WHAT YOU HAVE TO DO>
Extract the entries in their exact form.

DATA EXTRACT>
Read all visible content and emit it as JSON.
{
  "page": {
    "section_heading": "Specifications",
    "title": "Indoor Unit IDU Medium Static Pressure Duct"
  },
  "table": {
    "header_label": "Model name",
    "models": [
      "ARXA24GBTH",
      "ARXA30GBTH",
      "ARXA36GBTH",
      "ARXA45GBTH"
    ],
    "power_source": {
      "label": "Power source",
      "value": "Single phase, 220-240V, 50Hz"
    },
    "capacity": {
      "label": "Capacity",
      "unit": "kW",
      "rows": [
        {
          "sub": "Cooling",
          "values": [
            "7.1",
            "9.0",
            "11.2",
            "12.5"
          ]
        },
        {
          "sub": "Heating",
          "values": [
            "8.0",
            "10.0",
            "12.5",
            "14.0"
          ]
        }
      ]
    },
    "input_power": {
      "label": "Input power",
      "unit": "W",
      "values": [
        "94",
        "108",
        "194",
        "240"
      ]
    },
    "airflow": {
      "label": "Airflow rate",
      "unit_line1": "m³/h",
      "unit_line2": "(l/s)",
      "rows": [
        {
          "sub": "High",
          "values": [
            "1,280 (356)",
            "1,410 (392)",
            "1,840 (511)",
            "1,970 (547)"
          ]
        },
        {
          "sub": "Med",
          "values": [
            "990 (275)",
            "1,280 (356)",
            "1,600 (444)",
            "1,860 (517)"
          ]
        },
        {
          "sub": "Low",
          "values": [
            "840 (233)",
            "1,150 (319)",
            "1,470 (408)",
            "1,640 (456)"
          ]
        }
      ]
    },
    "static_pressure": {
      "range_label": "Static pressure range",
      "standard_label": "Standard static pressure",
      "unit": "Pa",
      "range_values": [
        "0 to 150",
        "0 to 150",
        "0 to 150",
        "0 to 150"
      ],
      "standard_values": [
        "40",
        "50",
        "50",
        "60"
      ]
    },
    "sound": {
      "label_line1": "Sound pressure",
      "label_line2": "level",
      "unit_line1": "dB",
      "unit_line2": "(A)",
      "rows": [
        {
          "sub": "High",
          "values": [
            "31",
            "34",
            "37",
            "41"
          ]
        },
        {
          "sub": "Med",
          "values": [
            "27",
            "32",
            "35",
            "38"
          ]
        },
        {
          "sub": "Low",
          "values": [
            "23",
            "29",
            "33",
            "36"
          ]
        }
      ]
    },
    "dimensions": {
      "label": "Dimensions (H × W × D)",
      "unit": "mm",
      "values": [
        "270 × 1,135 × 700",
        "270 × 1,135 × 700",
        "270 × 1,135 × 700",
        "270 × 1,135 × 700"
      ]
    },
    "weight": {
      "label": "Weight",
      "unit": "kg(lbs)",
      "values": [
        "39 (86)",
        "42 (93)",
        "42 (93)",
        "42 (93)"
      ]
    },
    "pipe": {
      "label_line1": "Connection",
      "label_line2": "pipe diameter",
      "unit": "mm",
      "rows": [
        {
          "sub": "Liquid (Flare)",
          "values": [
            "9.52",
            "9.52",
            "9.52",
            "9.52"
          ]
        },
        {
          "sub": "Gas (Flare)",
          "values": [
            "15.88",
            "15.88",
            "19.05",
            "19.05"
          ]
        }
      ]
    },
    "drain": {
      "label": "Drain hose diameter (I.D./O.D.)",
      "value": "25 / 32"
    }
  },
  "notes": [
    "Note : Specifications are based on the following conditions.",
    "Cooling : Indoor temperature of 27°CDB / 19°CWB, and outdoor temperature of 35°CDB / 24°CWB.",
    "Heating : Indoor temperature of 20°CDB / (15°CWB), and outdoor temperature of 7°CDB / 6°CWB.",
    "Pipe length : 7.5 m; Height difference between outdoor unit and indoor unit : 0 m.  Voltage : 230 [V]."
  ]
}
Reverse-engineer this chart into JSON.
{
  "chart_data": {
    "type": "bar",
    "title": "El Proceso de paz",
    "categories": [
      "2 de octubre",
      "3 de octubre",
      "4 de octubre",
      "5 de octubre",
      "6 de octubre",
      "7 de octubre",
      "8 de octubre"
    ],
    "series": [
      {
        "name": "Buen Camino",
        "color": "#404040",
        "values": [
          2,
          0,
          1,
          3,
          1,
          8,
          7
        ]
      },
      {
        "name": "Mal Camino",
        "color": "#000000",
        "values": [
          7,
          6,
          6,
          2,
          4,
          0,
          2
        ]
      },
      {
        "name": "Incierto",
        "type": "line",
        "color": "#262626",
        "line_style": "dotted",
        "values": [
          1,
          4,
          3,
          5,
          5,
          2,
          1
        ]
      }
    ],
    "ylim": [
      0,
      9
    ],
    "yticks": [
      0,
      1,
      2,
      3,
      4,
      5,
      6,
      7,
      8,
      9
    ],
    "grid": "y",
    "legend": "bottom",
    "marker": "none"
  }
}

SOLUTION BELOW>
Read all visible content and emit it as JSON.
{
  "page": {
    "section_heading": "Specifications",
    "title": "Indoor Unit IDU Medium Static Pressure Duct"
  },
  "table": {
    "header_label": "Model name",
    "models": [
      "ARXA24GBTH",
      "ARXA30GBTH",
      "ARXA36GBTH",
      "ARXA45GBTH"
    ],
    "power_source": {
      "label": "Power source",
      "value": "Single phase, 220-240V, 50Hz"
    },
    "capacity": {
      "label": "Capacity",
      "unit": "kW",
      "rows": [
        {
          "sub": "Cooling",
          "values": [
            "7.1",
            "9.0",
            "11.2",
            "12.5"
          ]
        },
        {
          "sub": "Heating",
          "values": [
            "8.0",
            "10.0",
            "12.5",
            "14.0"
          ]
        }
      ]
    },
    "input_power": {
      "label": "Input power",
      "unit": "W",
      "values": [
        "94",
        "108",
        "194",
        "240"
      ]
    },
    "airflow": {
      "label": "Airflow rate",
      "unit_line1": "m³/h",
      "unit_line2": "(l/s)",
      "rows": [
        {
          "sub": "High",
          "values": [
            "1,280 (356)",
            "1,410 (392)",
            "1,840 (511)",
            "1,970 (547)"
          ]
        },
        {
          "sub": "Med",
          "values": [
            "990 (275)",
            "1,280 (356)",
            "1,600 (444)",
            "1,860 (517)"
          ]
        },
        {
          "sub": "Low",
          "values": [
            "840 (233)",
            "1,150 (319)",
            "1,470 (408)",
            "1,640 (456)"
          ]
        }
      ]
    },
    "static_pressure": {
      "range_label": "Static pressure range",
      "standard_label": "Standard static pressure",
      "unit": "Pa",
      "range_values": [
        "0 to 150",
        "0 to 150",
        "0 to 150",
        "0 to 150"
      ],
      "standard_values": [
        "40",
        "50",
        "50",
        "60"
      ]
    },
    "sound": {
      "label_line1": "Sound pressure",
      "label_line2": "level",
      "unit_line1": "dB",
      "unit_line2": "(A)",
      "rows": [
        {
          "sub": "High",
          "values": [
            "31",
            "34",
            "37",
            "41"
          ]
        },
        {
          "sub": "Med",
          "values": [
            "27",
            "32",
            "35",
            "38"
          ]
        },
        {
          "sub": "Low",
          "values": [
            "23",
            "29",
            "33",
            "36"
          ]
        }
      ]
    },
    "dimensions": {
      "label": "Dimensions (H × W × D)",
      "unit": "mm",
      "values": [
        "270 × 1,135 × 700",
        "270 × 1,135 × 700",
        "270 × 1,135 × 700",
        "270 × 1,135 × 700"
      ]
    },
    "weight": {
      "label": "Weight",
      "unit": "kg(lbs)",
      "values": [
        "39 (86)",
        "42 (93)",
        "42 (93)",
        "42 (93)"
      ]
    },
    "pipe": {
      "label_line1": "Connection",
      "label_line2": "pipe diameter",
      "unit": "mm",
      "rows": [
        {
          "sub": "Liquid (Flare)",
          "values": [
            "9.52",
            "9.52",
            "9.52",
            "9.52"
          ]
        },
        {
          "sub": "Gas (Flare)",
          "values": [
            "15.88",
            "15.88",
            "19.05",
            "19.05"
          ]
        }
      ]
    },
    "drain": {
      "label": "Drain hose diameter (I.D./O.D.)",
      "value": "25 / 32"
    }
  },
  "notes": [
    "Note : Specifications are based on the following conditions.",
    "Cooling : Indoor temperature of 27°CDB / 19°CWB, and outdoor temperature of 35°CDB / 24°CWB.",
    "Heating : Indoor temperature of 20°CDB / (15°CWB), and outdoor temperature of 7°CDB / 6°CWB.",
    "Pipe length : 7.5 m; Height difference between outdoor unit and indoor unit : 0 m.  Voltage : 230 [V]."
  ]
}
Reverse-engineer this chart into JSON.
{
  "chart_data": {
    "type": "bar",
    "title": "El Proceso de paz",
    "categories": [
      "2 de octubre",
      "3 de octubre",
      "4 de octubre",
      "5 de octubre",
      "6 de octubre",
      "7 de octubre",
      "8 de octubre"
    ],
    "series": [
      {
        "name": "Buen Camino",
        "color": "#404040",
        "values": [
          2,
          0,
          1,
          3,
          1,
          8,
          7
        ]
      },
      {
        "name": "Mal Camino",
        "color": "#000000",
        "values": [
          7,
          6,
          6,
          2,
          4,
          0,
          2
        ]
      },
      {
        "name": "Incierto",
        "type": "line",
        "color": "#262626",
        "line_style": "dotted",
        "values": [
          1,
          4,
          3,
          5,
          5,
          2,
          1
        ]
      }
    ],
    "ylim": [
      0,
      9
    ],
    "yticks": [
      0,
      1,
      2,
      3,
      4,
      5,
      6,
      7,
      8,
      9
    ],
    "grid": "y",
    "legend": "bottom",
    "marker": "none"
  }
}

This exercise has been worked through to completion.